Records supplied —
· · · · ·

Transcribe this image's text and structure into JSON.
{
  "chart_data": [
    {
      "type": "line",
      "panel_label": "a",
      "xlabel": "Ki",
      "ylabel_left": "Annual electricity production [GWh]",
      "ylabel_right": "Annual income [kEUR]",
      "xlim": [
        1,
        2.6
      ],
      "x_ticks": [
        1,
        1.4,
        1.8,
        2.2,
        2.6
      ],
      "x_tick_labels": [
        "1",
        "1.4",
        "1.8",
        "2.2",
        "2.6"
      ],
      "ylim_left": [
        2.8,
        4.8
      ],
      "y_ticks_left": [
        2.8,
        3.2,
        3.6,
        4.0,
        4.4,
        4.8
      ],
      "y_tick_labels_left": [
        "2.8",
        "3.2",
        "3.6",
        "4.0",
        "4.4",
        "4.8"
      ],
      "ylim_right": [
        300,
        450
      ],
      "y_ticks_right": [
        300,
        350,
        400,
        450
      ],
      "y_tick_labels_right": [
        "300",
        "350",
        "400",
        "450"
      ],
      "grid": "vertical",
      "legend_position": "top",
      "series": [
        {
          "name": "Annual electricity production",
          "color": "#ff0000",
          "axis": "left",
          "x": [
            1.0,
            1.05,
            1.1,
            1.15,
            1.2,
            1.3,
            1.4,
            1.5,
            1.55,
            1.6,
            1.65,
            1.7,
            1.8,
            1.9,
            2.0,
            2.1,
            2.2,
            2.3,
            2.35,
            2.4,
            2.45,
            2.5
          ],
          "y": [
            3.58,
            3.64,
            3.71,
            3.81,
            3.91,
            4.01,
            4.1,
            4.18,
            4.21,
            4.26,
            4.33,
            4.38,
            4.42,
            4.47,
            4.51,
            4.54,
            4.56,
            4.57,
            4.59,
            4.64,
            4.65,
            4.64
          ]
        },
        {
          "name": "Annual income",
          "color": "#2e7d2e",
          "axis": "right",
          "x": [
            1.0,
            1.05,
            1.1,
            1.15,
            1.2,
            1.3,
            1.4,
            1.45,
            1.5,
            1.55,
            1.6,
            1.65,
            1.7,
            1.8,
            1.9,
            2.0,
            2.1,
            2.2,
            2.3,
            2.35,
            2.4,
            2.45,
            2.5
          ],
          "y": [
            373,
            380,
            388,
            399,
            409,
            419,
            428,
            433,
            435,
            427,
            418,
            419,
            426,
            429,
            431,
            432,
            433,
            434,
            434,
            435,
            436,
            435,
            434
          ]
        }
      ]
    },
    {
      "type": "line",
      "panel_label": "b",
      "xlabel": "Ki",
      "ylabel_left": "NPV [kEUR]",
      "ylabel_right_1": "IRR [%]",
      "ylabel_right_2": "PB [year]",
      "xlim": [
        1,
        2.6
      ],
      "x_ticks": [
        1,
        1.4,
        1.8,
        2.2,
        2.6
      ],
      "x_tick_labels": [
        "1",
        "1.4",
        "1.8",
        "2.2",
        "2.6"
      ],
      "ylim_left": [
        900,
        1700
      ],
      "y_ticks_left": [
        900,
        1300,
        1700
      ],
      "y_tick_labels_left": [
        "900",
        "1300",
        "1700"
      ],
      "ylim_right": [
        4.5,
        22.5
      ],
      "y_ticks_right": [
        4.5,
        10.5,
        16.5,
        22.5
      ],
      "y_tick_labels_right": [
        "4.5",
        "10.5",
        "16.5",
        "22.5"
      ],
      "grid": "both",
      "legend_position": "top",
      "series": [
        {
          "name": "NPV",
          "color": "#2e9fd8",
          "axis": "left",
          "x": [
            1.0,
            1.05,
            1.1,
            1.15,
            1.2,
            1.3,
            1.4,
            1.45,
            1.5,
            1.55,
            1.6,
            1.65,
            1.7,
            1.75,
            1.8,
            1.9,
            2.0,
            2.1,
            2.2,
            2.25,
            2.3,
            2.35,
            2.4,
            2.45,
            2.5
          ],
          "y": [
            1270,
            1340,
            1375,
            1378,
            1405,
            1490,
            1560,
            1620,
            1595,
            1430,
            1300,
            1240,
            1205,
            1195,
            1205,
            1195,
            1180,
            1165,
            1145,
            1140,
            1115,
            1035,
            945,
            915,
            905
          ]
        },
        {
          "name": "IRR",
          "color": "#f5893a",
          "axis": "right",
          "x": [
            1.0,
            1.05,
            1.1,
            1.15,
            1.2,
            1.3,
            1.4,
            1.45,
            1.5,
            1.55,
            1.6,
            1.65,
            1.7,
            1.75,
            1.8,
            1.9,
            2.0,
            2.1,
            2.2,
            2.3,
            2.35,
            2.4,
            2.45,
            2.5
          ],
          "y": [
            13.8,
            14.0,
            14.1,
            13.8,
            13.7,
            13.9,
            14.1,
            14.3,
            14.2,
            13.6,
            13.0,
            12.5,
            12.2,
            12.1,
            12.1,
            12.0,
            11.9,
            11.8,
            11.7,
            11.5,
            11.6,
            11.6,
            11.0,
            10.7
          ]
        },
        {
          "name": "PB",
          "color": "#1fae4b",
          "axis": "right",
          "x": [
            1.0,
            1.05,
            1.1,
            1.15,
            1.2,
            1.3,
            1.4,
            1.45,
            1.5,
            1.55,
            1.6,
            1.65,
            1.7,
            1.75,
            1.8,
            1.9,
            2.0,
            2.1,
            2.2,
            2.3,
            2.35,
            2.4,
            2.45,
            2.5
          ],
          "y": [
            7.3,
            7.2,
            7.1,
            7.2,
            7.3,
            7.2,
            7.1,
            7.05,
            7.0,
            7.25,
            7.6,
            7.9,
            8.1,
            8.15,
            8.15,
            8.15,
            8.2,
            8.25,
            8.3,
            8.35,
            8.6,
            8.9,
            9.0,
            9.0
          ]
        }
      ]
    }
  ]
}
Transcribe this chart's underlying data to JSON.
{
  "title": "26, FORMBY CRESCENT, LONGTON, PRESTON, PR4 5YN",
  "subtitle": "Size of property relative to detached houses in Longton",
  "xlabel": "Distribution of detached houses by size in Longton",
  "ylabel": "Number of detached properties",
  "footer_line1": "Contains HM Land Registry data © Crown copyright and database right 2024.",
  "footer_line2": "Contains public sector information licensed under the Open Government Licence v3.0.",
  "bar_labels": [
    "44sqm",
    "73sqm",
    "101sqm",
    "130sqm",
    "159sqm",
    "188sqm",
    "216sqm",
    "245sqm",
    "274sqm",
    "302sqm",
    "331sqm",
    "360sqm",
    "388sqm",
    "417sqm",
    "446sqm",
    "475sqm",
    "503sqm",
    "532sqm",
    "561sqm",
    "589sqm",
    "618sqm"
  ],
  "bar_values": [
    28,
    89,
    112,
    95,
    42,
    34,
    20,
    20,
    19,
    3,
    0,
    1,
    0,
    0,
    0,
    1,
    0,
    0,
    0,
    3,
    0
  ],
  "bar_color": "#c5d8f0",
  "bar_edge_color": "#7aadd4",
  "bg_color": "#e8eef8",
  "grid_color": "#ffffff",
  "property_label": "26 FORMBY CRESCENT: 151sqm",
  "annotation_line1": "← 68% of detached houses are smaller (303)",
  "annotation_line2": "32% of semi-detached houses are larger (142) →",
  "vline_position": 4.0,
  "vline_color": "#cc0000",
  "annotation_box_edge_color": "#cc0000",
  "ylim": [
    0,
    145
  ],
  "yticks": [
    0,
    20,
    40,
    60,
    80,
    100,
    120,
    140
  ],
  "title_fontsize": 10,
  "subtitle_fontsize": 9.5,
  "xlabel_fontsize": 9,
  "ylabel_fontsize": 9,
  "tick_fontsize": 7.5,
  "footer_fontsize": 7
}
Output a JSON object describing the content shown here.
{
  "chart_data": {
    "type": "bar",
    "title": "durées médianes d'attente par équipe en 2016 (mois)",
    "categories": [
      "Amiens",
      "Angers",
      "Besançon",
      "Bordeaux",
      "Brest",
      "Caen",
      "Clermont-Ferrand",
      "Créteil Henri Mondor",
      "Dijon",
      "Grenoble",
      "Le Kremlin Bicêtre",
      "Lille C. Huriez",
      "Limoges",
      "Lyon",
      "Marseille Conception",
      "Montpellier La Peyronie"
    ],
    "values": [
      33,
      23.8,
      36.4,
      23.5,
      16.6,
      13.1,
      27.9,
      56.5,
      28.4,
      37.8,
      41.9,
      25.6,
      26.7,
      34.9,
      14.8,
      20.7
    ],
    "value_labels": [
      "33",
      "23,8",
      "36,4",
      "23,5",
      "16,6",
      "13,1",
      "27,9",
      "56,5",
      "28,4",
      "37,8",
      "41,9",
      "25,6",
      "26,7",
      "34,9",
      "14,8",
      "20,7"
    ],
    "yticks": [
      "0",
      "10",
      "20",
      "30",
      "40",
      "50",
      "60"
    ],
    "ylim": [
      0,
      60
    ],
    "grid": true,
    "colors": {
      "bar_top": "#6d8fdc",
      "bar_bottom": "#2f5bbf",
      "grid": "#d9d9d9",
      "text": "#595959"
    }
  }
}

· · · · ·

Directions for this task — Using the data above, say how many lines include "text". No other reply is needed.

Result for this task — 2